◆ Short exercise: Show all lines of the listing that hold the word "group".

◆ Task material:

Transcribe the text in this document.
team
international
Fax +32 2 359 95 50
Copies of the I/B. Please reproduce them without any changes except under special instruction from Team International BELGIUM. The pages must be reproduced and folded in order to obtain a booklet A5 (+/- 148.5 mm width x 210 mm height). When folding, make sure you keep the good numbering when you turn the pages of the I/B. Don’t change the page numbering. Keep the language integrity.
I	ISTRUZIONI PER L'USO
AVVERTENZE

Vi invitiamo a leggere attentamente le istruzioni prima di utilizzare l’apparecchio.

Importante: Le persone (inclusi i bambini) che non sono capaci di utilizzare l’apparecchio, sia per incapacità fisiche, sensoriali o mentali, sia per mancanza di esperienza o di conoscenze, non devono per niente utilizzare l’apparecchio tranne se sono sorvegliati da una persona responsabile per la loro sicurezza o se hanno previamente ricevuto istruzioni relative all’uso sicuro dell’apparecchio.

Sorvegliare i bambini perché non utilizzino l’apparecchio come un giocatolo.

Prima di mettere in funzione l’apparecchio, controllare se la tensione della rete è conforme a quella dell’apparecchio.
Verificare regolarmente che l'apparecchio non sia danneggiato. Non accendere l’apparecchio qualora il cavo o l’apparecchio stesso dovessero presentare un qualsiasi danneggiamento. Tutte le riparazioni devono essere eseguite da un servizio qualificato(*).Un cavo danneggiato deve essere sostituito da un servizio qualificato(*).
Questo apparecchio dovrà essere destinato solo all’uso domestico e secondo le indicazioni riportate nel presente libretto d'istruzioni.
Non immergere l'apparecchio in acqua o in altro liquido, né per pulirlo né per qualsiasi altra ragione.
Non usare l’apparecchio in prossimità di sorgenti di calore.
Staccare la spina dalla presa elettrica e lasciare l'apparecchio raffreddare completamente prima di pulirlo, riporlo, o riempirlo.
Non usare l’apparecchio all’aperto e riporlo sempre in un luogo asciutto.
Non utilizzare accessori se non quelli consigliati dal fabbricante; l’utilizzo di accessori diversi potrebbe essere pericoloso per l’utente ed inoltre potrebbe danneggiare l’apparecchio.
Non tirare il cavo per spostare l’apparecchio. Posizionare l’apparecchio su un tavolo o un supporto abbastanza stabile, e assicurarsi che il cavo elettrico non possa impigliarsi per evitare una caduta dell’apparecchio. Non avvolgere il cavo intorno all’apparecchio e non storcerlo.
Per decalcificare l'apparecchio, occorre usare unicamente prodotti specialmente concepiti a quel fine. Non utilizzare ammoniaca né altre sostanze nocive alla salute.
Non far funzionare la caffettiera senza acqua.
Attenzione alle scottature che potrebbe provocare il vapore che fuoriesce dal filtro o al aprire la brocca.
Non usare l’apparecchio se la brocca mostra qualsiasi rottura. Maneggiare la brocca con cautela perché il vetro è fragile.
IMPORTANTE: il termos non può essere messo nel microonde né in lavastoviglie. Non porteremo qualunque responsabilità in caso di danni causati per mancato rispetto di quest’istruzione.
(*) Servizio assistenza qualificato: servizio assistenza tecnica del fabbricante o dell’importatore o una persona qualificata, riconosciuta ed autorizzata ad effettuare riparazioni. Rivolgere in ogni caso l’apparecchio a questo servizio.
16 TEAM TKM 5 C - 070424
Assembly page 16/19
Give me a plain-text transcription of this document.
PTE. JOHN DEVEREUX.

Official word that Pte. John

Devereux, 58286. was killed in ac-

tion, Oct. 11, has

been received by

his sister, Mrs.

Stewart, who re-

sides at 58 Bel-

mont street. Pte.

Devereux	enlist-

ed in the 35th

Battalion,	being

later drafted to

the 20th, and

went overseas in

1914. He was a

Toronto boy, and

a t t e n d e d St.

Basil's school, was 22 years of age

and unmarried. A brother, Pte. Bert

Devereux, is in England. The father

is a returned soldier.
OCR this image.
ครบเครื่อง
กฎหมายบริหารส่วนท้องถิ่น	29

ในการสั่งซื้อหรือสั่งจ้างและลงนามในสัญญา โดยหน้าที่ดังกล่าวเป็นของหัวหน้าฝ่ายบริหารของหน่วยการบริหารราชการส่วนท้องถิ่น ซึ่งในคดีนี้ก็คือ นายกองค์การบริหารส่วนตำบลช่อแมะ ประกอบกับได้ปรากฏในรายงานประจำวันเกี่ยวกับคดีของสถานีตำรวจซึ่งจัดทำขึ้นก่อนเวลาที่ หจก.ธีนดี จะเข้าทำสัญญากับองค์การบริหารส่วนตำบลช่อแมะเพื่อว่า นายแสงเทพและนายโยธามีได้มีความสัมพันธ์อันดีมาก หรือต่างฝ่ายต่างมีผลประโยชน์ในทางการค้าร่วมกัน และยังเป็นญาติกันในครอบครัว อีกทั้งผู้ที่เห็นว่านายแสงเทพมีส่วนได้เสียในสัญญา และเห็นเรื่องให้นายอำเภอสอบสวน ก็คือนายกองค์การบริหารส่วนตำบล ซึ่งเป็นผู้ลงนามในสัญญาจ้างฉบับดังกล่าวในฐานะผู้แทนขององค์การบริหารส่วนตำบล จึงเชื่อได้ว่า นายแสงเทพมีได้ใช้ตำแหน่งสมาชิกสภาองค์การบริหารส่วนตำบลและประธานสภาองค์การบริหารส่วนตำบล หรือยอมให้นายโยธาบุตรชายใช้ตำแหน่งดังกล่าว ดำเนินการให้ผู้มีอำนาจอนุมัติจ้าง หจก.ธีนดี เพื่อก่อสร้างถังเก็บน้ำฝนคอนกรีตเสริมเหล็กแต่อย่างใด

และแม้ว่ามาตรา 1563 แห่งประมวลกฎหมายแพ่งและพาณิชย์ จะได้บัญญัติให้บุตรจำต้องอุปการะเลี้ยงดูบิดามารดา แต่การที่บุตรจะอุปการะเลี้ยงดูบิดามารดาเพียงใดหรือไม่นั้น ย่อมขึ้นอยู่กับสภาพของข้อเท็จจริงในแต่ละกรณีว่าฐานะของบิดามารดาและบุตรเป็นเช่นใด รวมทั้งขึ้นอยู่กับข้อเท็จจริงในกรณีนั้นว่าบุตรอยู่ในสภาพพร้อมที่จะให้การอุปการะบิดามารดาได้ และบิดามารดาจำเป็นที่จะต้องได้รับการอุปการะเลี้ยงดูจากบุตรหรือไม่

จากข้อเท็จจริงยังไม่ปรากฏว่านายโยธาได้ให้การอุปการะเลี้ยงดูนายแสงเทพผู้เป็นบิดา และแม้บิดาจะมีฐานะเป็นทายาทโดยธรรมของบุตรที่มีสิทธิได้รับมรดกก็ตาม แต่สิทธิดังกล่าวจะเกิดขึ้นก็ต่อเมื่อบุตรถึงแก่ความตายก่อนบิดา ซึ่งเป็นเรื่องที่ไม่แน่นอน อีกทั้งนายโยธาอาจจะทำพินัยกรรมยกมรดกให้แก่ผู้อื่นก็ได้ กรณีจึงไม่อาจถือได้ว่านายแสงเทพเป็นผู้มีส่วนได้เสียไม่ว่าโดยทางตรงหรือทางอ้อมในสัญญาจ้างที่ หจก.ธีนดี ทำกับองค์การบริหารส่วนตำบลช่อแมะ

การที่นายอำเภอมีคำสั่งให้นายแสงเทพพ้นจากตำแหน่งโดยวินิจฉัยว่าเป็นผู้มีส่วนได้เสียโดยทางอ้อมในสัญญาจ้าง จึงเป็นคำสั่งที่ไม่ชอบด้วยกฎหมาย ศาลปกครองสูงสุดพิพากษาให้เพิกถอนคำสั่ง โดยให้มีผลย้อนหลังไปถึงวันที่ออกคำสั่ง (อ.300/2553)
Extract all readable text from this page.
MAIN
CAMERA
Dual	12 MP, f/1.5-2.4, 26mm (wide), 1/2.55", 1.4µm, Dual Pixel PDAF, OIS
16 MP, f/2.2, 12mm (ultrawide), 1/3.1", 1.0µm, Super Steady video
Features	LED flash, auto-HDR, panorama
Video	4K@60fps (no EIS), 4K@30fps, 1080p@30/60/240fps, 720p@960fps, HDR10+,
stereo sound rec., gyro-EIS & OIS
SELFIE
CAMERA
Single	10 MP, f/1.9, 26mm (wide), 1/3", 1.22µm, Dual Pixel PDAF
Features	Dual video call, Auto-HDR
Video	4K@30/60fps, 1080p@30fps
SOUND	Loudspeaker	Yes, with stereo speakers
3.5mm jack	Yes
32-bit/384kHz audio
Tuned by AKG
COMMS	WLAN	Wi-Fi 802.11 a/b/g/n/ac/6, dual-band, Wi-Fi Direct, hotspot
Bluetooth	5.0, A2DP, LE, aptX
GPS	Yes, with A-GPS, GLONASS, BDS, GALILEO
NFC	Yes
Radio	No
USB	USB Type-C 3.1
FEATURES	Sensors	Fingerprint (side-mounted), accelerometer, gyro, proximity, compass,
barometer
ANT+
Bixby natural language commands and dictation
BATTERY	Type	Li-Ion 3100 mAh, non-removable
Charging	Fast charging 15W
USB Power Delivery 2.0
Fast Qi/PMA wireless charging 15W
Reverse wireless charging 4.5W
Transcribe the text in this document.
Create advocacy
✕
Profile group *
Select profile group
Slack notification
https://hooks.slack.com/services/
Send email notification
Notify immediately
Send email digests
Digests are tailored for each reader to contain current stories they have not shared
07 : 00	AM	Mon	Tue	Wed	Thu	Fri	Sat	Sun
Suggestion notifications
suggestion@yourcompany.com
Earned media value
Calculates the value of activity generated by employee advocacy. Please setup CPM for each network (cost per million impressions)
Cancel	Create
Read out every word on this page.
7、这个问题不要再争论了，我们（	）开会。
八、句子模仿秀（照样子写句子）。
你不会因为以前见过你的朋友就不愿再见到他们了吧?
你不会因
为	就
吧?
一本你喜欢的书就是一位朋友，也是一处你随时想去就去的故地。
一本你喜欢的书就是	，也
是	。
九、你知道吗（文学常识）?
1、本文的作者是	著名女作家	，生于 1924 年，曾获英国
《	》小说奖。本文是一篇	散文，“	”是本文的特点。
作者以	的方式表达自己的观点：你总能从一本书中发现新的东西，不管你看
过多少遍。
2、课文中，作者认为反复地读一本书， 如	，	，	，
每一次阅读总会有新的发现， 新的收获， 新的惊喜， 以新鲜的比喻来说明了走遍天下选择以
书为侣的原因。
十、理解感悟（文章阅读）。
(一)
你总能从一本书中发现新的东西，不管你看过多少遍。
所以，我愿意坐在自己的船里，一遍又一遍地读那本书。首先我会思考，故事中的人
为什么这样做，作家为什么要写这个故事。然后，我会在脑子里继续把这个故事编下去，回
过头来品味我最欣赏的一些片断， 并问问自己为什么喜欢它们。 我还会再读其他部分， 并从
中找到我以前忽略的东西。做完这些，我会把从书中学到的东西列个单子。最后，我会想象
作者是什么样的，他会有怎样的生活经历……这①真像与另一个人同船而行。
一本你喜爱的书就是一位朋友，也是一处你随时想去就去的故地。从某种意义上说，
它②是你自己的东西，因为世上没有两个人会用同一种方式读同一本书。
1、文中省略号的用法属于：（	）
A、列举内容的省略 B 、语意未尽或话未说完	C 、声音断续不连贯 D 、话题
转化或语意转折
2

◆ Solution to this problem:
Profile group *
Select profile group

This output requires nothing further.